◆ **CONSIGNE 1**
Dans le listing, remplace « text-column » par « text-line » entre la ligne qui contient « for every button, label, input, icon, or » et celle qui contient « piece-title: 提督羅大春請假片 xyxy=(232,363,311,1025) », incluses. Ne change rien d'autre et laisse les images de côté.

═════ BLOC DE TEXTE

Songs of Love and Hate (1971)
Enregistré comme le précédent à Nashville sous la direction du producteur Bob Johnson, réalisateur de Simon & Garfunkel ou Bob Dylan, ces “chansons d’amour et de haine” ont reçu en dernière instance la contribution de l’arrangeur d’Elton John, Paul Buckmaster. Accueillant avec retenue la dévastation d’Avalanche ou les déchirements de Dress Rehearsal Rag, ces orchestrations ont le don d’installer malaise et cruauté dans un certain confort, de souligner, derrière la savante alchimie des mots, combien haine et amour se tiennent finalement par la barbichette.
New Skin for the Old Ceremony (1974)

══════════

◆ **CONSIGNE 2**
Extrais du bloc de texte sur Songs of Love and Hate le passage compris entre « Songs of Love » et « par la barbichette. », inclus, sans rien y changer.

═════ EXTRAITS DU LISTING

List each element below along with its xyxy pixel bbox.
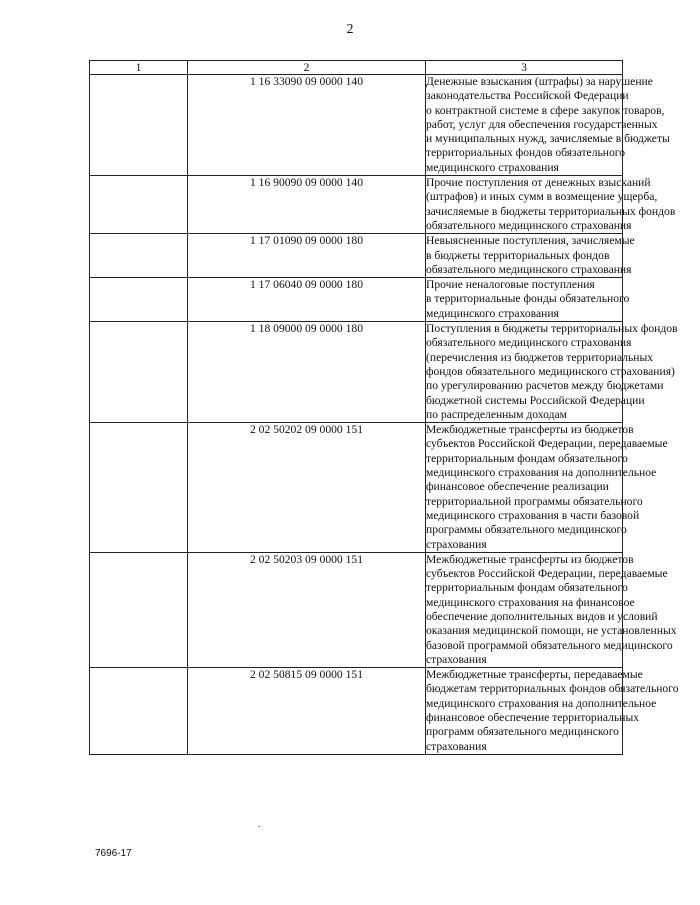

══════════
═════ EXTRAITS DU LISTING

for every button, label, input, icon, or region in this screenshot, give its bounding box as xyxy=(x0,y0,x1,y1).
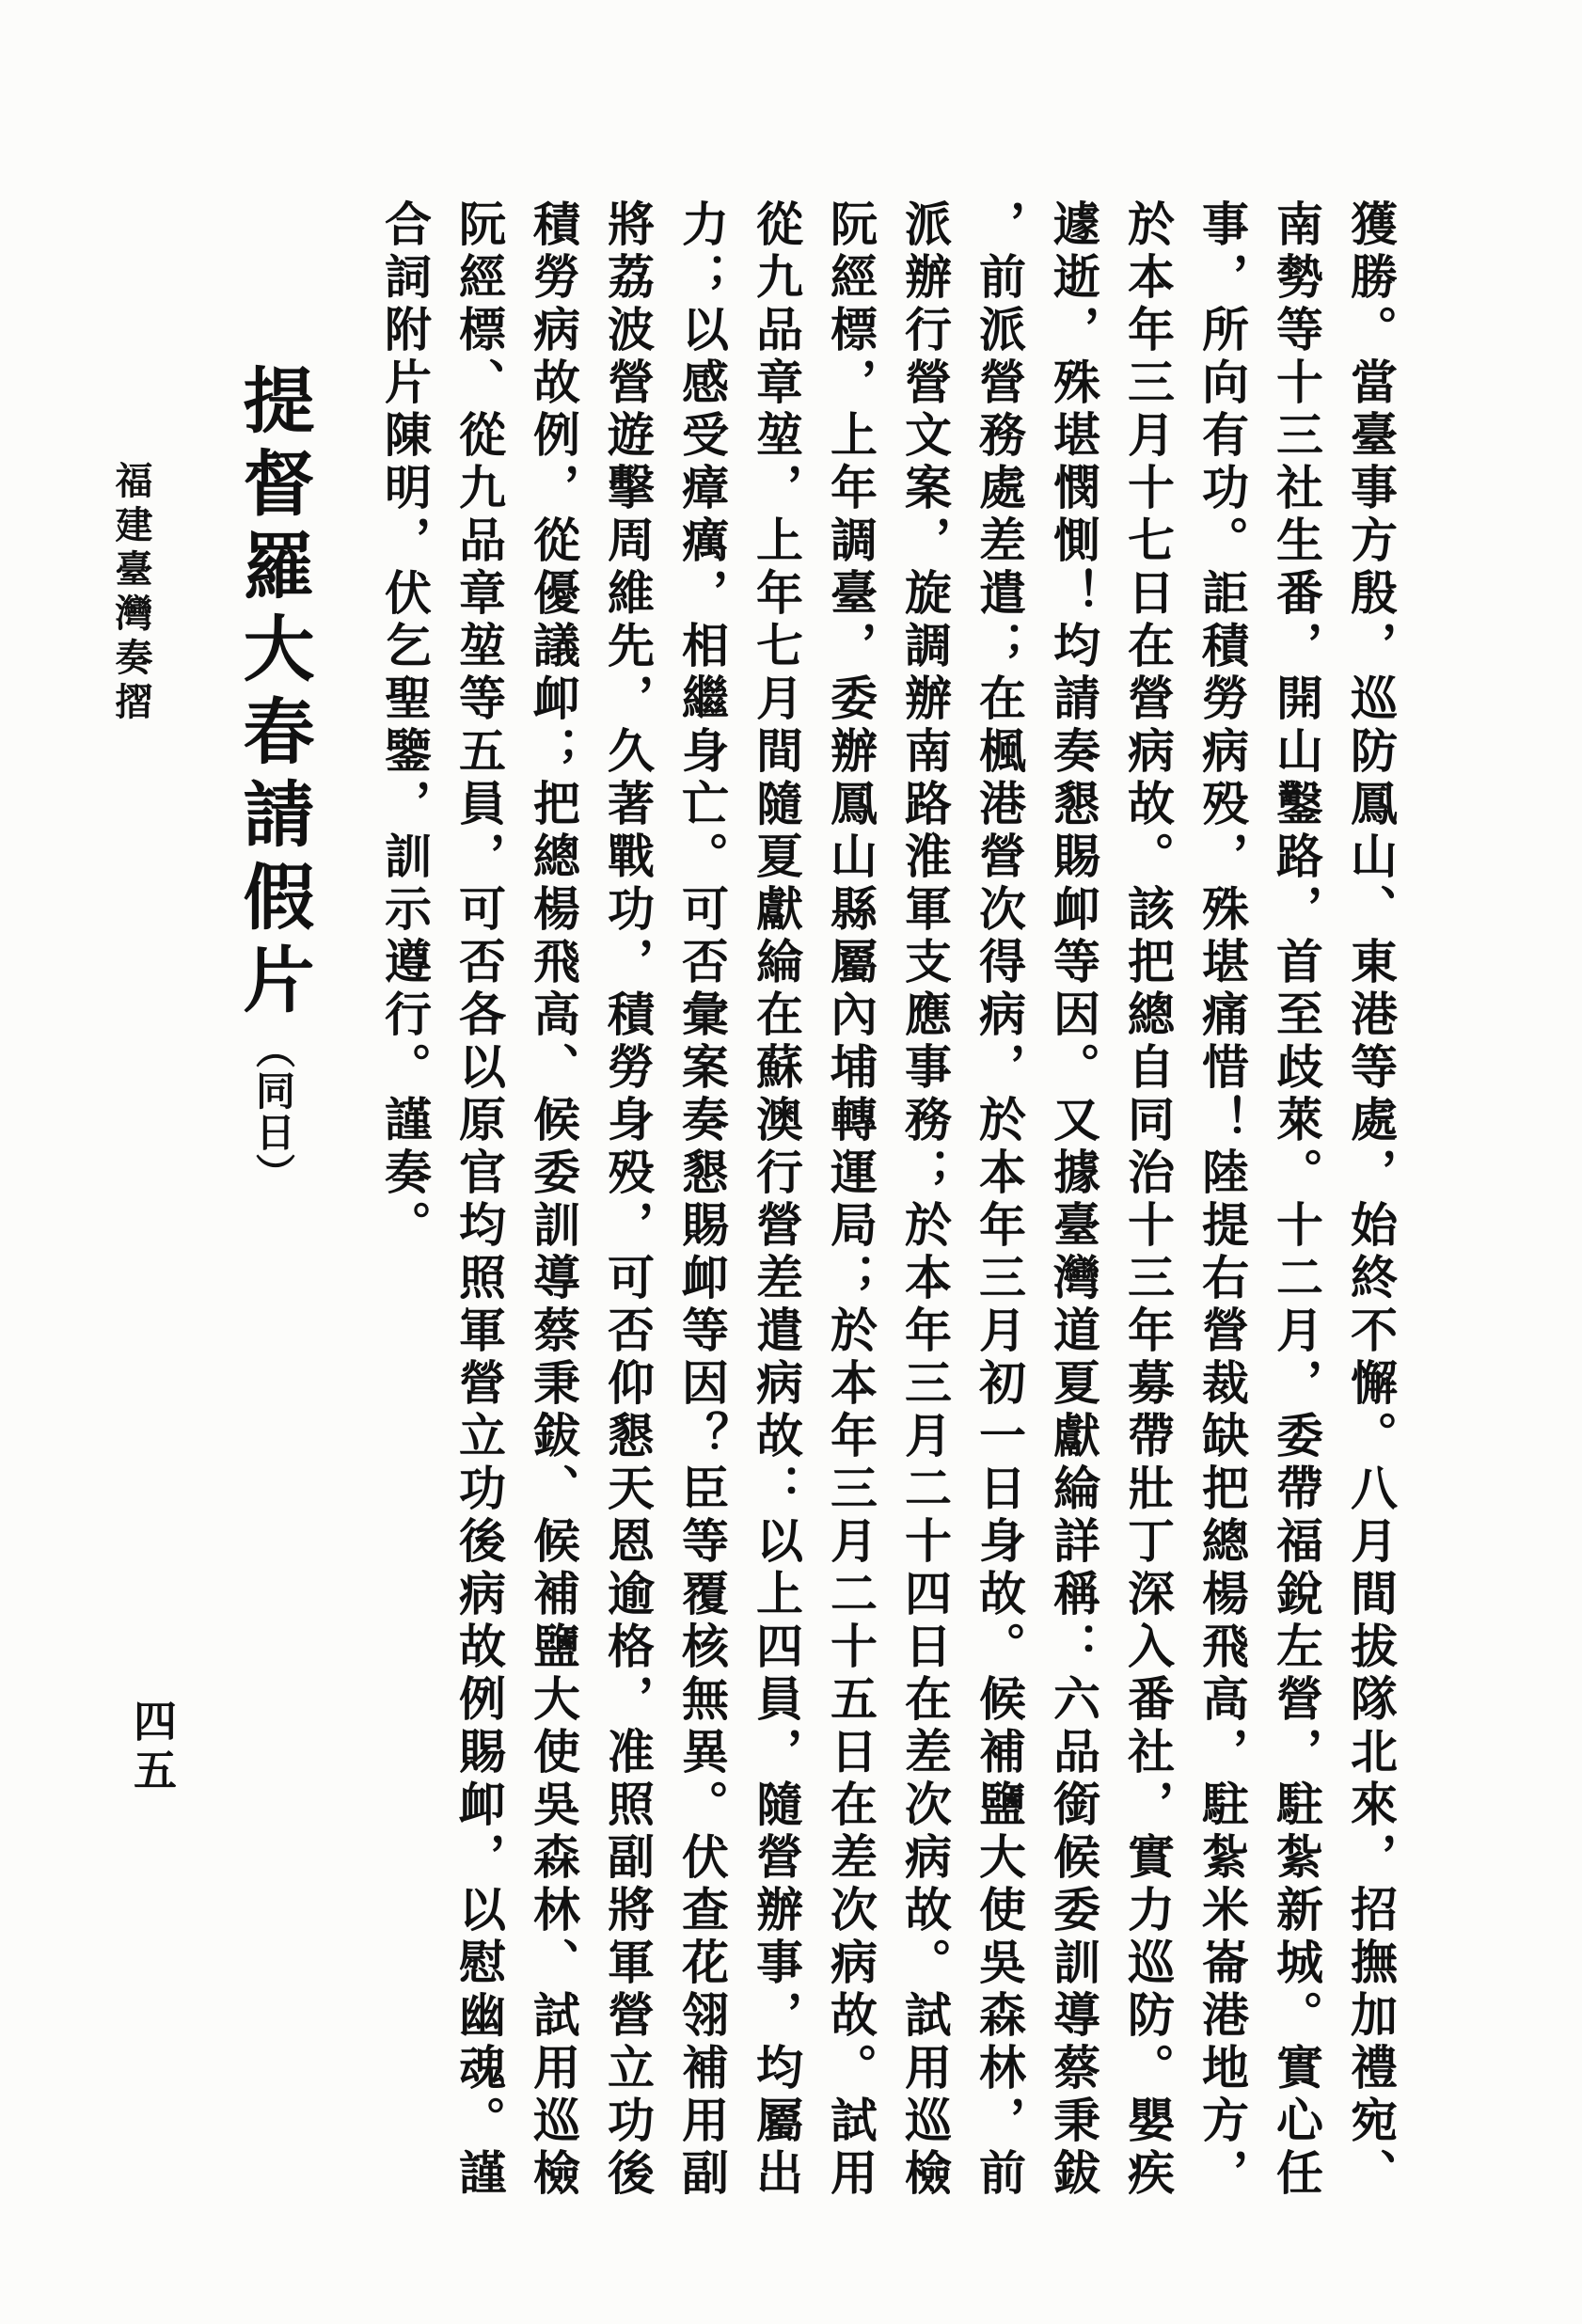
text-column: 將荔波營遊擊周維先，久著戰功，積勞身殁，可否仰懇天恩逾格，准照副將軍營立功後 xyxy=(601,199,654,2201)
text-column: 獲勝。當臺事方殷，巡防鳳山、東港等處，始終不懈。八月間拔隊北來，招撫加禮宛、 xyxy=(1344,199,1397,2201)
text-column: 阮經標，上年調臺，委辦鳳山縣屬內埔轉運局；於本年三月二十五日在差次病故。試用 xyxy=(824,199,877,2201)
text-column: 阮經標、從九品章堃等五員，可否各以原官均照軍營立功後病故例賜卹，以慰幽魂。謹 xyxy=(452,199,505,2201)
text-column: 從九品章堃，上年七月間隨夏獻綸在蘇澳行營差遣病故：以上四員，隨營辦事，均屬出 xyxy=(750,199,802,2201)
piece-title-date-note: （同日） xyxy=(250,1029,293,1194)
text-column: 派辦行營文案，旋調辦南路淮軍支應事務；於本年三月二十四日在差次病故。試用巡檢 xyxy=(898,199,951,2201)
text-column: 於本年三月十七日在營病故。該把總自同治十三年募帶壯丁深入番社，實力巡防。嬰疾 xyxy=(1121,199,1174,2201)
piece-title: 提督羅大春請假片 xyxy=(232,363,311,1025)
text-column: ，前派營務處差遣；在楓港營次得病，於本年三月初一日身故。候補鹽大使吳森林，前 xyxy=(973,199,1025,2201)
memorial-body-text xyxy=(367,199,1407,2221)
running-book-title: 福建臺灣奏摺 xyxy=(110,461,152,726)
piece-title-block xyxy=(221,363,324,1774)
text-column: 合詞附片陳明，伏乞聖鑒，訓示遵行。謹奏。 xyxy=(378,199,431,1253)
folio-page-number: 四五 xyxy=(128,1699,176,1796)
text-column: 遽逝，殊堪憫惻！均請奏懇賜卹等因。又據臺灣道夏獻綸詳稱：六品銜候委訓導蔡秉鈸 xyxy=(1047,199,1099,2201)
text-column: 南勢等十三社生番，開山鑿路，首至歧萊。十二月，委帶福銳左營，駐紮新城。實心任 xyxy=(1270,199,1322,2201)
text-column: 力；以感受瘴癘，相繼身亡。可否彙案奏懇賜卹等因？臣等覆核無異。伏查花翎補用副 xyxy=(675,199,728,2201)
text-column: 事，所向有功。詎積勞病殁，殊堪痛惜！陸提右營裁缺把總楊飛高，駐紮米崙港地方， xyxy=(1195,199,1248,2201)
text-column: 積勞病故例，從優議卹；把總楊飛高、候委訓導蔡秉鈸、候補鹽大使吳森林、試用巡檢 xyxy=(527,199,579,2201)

══════════

◆ **RÉPONSE COMPLÈTE 1**
for every button, label, input, icon, or region in this screenshot, give its bounding box as xyxy=(x0,y0,x1,y1).
text-line: 將荔波營遊擊周維先，久著戰功，積勞身殁，可否仰懇天恩逾格，准照副將軍營立功後 xyxy=(601,199,654,2201)
text-line: 獲勝。當臺事方殷，巡防鳳山、東港等處，始終不懈。八月間拔隊北來，招撫加禮宛、 xyxy=(1344,199,1397,2201)
text-line: 阮經標，上年調臺，委辦鳳山縣屬內埔轉運局；於本年三月二十五日在差次病故。試用 xyxy=(824,199,877,2201)
text-line: 阮經標、從九品章堃等五員，可否各以原官均照軍營立功後病故例賜卹，以慰幽魂。謹 xyxy=(452,199,505,2201)
text-line: 從九品章堃，上年七月間隨夏獻綸在蘇澳行營差遣病故：以上四員，隨營辦事，均屬出 xyxy=(750,199,802,2201)
piece-title-date-note: （同日） xyxy=(250,1029,293,1194)
text-line: 派辦行營文案，旋調辦南路淮軍支應事務；於本年三月二十四日在差次病故。試用巡檢 xyxy=(898,199,951,2201)
text-line: 於本年三月十七日在營病故。該把總自同治十三年募帶壯丁深入番社，實力巡防。嬰疾 xyxy=(1121,199,1174,2201)
piece-title: 提督羅大春請假片 xyxy=(232,363,311,1025)

◆ **RÉPONSE COMPLÈTE 2**
Songs of Love and Hate (1971)
Enregistré comme le précédent à Nashville sous la direction du producteur Bob Johnson, réalisateur de Simon & Garfunkel ou Bob Dylan, ces “chansons d’amour et de haine” ont reçu en dernière instance la contribution de l’arrangeur d’Elton John, Paul Buckmaster. Accueillant avec retenue la dévastation d’Avalanche ou les déchirements de Dress Rehearsal Rag, ces orchestrations ont le don d’installer malaise et cruauté dans un certain confort, de souligner, derrière la savante alchimie des mots, combien haine et amour se tiennent finalement par la barbichette.